• Instruction:
Reproduce all of the data word for word.

• Extracted material:
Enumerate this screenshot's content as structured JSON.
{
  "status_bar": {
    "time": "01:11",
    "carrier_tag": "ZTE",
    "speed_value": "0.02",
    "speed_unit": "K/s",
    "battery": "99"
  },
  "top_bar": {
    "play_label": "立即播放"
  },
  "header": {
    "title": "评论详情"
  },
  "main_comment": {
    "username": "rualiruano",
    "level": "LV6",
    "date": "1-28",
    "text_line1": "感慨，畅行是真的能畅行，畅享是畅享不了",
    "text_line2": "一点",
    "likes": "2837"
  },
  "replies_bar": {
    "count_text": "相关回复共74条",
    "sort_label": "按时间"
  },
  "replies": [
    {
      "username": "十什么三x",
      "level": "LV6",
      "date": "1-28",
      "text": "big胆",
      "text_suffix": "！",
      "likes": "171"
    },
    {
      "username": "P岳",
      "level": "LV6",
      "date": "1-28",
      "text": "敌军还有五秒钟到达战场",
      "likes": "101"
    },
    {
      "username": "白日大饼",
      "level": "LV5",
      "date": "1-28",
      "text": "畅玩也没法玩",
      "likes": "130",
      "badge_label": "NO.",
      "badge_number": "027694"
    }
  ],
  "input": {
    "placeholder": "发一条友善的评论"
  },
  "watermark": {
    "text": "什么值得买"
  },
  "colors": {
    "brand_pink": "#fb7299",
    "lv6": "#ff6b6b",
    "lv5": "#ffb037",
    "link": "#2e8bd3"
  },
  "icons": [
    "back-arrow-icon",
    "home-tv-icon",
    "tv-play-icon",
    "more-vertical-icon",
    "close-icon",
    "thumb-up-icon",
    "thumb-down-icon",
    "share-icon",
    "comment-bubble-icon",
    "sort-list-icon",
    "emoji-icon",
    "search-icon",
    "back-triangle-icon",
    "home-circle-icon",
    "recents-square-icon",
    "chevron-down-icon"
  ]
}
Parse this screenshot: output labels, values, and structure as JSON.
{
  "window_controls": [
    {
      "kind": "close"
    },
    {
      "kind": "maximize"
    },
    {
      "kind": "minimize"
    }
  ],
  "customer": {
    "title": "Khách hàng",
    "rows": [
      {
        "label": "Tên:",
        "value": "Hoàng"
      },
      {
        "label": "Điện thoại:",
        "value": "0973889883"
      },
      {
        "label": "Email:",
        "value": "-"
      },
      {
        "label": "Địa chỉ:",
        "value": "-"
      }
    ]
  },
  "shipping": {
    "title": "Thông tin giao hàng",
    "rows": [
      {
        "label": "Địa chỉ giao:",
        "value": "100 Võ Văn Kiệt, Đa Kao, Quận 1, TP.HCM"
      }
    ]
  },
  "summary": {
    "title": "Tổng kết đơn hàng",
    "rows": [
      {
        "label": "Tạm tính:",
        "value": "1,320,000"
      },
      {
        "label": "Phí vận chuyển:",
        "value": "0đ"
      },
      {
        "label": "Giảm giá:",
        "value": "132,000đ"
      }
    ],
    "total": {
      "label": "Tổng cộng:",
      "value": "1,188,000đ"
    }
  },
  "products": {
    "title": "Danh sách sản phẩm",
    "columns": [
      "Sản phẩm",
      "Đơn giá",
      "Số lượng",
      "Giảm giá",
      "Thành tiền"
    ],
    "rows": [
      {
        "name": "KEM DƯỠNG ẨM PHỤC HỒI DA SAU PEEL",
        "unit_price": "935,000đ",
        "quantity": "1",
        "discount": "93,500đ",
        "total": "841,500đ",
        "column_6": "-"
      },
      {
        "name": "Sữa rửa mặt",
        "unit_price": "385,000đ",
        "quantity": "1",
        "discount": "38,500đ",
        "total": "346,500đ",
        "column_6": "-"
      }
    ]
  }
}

• Response below:
Enumerate this screenshot's content as structured JSON.
{
  "status_bar": {
    "time": "01:11",
    "carrier_tag": "ZTE",
    "speed_value": "0.02",
    "speed_unit": "K/s",
    "battery": "99"
  },
  "top_bar": {
    "play_label": "立即播放"
  },
  "header": {
    "title": "评论详情"
  },
  "main_comment": {
    "username": "rualiruano",
    "level": "LV6",
    "date": "1-28",
    "text_line1": "感慨，畅行是真的能畅行，畅享是畅享不了",
    "text_line2": "一点",
    "likes": "2837"
  },
  "replies_bar": {
    "count_text": "相关回复共74条",
    "sort_label": "按时间"
  },
  "replies": [
    {
      "username": "十什么三x",
      "level": "LV6",
      "date": "1-28",
      "text": "big胆",
      "text_suffix": "！",
      "likes": "171"
    },
    {
      "username": "P岳",
      "level": "LV6",
      "date": "1-28",
      "text": "敌军还有五秒钟到达战场",
      "likes": "101"
    },
    {
      "username": "白日大饼",
      "level": "LV5",
      "date": "1-28",
      "text": "畅玩也没法玩",
      "likes": "130",
      "badge_label": "NO.",
      "badge_number": "027694"
    }
  ],
  "input": {
    "placeholder": "发一条友善的评论"
  },
  "watermark": {
    "text": "什么值得买"
  },
  "colors": {
    "brand_pink": "#fb7299",
    "lv6": "#ff6b6b",
    "lv5": "#ffb037",
    "link": "#2e8bd3"
  },
  "icons": [
    "back-arrow-icon",
    "home-tv-icon",
    "tv-play-icon",
    "more-vertical-icon",
    "close-icon",
    "thumb-up-icon",
    "thumb-down-icon",
    "share-icon",
    "comment-bubble-icon",
    "sort-list-icon",
    "emoji-icon",
    "search-icon",
    "back-triangle-icon",
    "home-circle-icon",
    "recents-square-icon",
    "chevron-down-icon"
  ]
}
Parse this screenshot: output labels, values, and structure as JSON.
{
  "window_controls": [
    {
      "kind": "close"
    },
    {
      "kind": "maximize"
    },
    {
      "kind": "minimize"
    }
  ],
  "customer": {
    "title": "Khách hàng",
    "rows": [
      {
        "label": "Tên:",
        "value": "Hoàng"
      },
      {
        "label": "Điện thoại:",
        "value": "0973889883"
      },
      {
        "label": "Email:",
        "value": "-"
      },
      {
        "label": "Địa chỉ:",
        "value": "-"
      }
    ]
  },
  "shipping": {
    "title": "Thông tin giao hàng",
    "rows": [
      {
        "label": "Địa chỉ giao:",
        "value": "100 Võ Văn Kiệt, Đa Kao, Quận 1, TP.HCM"
      }
    ]
  },
  "summary": {
    "title": "Tổng kết đơn hàng",
    "rows": [
      {
        "label": "Tạm tính:",
        "value": "1,320,000"
      },
      {
        "label": "Phí vận chuyển:",
        "value": "0đ"
      },
      {
        "label": "Giảm giá:",
        "value": "132,000đ"
      }
    ],
    "total": {
      "label": "Tổng cộng:",
      "value": "1,188,000đ"
    }
  },
  "products": {
    "title": "Danh sách sản phẩm",
    "columns": [
      "Sản phẩm",
      "Đơn giá",
      "Số lượng",
      "Giảm giá",
      "Thành tiền"
    ],
    "rows": [
      {
        "name": "KEM DƯỠNG ẨM PHỤC HỒI DA SAU PEEL",
        "unit_price": "935,000đ",
        "quantity": "1",
        "discount": "93,500đ",
        "total": "841,500đ",
        "column_6": "-"
      },
      {
        "name": "Sữa rửa mặt",
        "unit_price": "385,000đ",
        "quantity": "1",
        "discount": "38,500đ",
        "total": "346,500đ",
        "column_6": "-"
      }
    ]
  }
}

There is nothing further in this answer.